> _Problem description_: Reading down the listing below, count the lines where the word "Green" shows up, then give only that count.

> _Records provided_:

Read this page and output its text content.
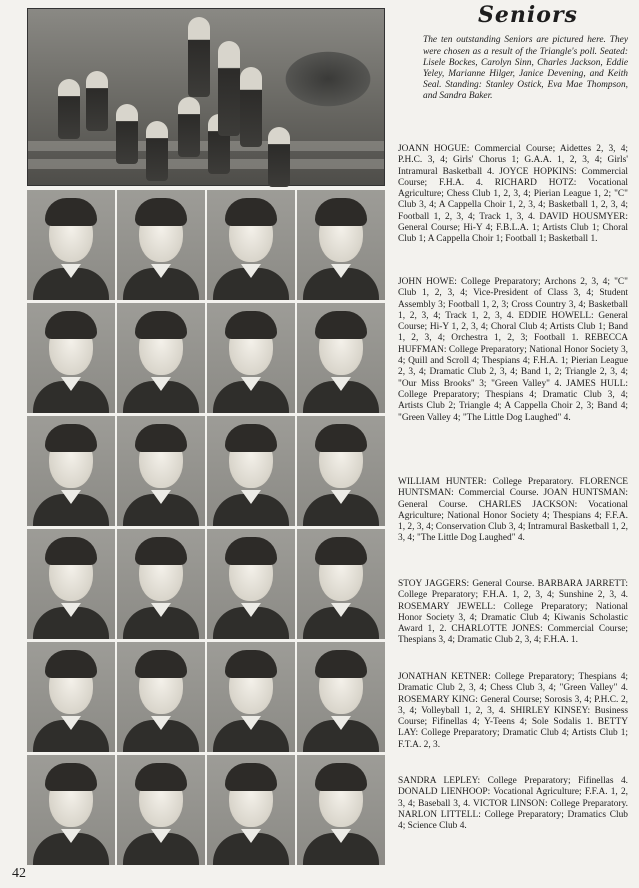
Seniors

The ten outstanding Seniors are pictured here. They were chosen as a result of the Triangle's poll. Seated: Lisele Bockes, Carolyn Sinn, Charles Jackson, Eddie Yeley, Marianne Hilger, Janice Devening, and Keith Seal. Standing: Stanley Ostick, Eva Mae Thompson, and Sandra Baker.

JOANN HOGUE: Commercial Course; Aidettes 2, 3, 4; P.H.C. 3, 4; Girls' Chorus 1; G.A.A. 1, 2, 3, 4; Girls' Intramural Basketball 4. JOYCE HOPKINS: Commercial Course; F.H.A. 4. RICHARD HOTZ: Vocational Agriculture; Chess Club 1, 2, 3, 4; Pierian League 1, 2; "C" Club 3, 4; A Cappella Choir 1, 2, 3, 4; Basketball 1, 2, 3, 4; Football 1, 2, 3, 4; Track 1, 3, 4. DAVID HOUSMYER: General Course; Hi-Y 4; F.B.L.A. 1; Artists Club 1; Choral Club 1; A Cappella Choir 1; Football 1; Basketball 1.

JOHN HOWE: College Preparatory; Archons 2, 3, 4; "C" Club 1, 2, 3, 4; Vice-President of Class 3, 4; Student Assembly 3; Football 1, 2, 3; Cross Country 3, 4; Basketball 1, 2, 3, 4; Track 1, 2, 3, 4. EDDIE HOWELL: General Course; Hi-Y 1, 2, 3, 4; Choral Club 4; Artists Club 1; Band 1, 2, 3, 4; Orchestra 1, 2, 3; Football 1. REBECCA HUFFMAN: College Preparatory; National Honor Society 3, 4; Quill and Scroll 4; Thespians 4; F.H.A. 1; Pierian League 2, 3, 4; Dramatic Club 2, 3, 4; Band 1, 2; Triangle 2, 3, 4; "Our Miss Brooks" 3; "Green Valley" 4. JAMES HULL: College Preparatory; Thespians 4; Dramatic Club 3, 4; Artists Club 2; Triangle 4; A Cappella Choir 2, 3; Band 4; "Green Valley 4; "The Little Dog Laughed" 4.

WILLIAM HUNTER: College Preparatory. FLORENCE HUNTSMAN: Commercial Course. JOAN HUNTSMAN: General Course. CHARLES JACKSON: Vocational Agriculture; National Honor Society 4; Thespians 4; F.F.A. 1, 2, 3, 4; Conservation Club 3, 4; Intramural Basketball 1, 2, 3, 4; "The Little Dog Laughed" 4.

STOY JAGGERS: General Course. BARBARA JARRETT: College Preparatory; F.H.A. 1, 2, 3, 4; Sunshine 2, 3, 4. ROSEMARY JEWELL: College Preparatory; National Honor Society 3, 4; Dramatic Club 4; Kiwanis Scholastic Award 1, 2. CHARLOTTE JONES: Commercial Course; Thespians 3, 4; Dramatic Club 2, 3, 4; F.H.A. 1.

JONATHAN KETNER: College Preparatory; Thespians 4; Dramatic Club 2, 3, 4; Chess Club 3, 4; "Green Valley" 4. ROSEMARY KING: General Course; Sorosis 3, 4; P.H.C. 2, 3, 4; Volleyball 1, 2, 3, 4. SHIRLEY KINSEY: Business Course; Fifinellas 4; Y-Teens 4; Sole Sodalis 1. BETTY LAY: College Preparatory; Dramatic Club 4; Artists Club 1; F.T.A. 2, 3.

SANDRA LEPLEY: College Preparatory; Fifinellas 4. DONALD LIENHOOP: Vocational Agriculture; F.F.A. 1, 2, 3, 4; Baseball 3, 4. VICTOR LINSON: College Preparatory. NARLON LITTELL: College Preparatory; Dramatics Club 4; Science Club 4.

42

> _Answer to this task_: 2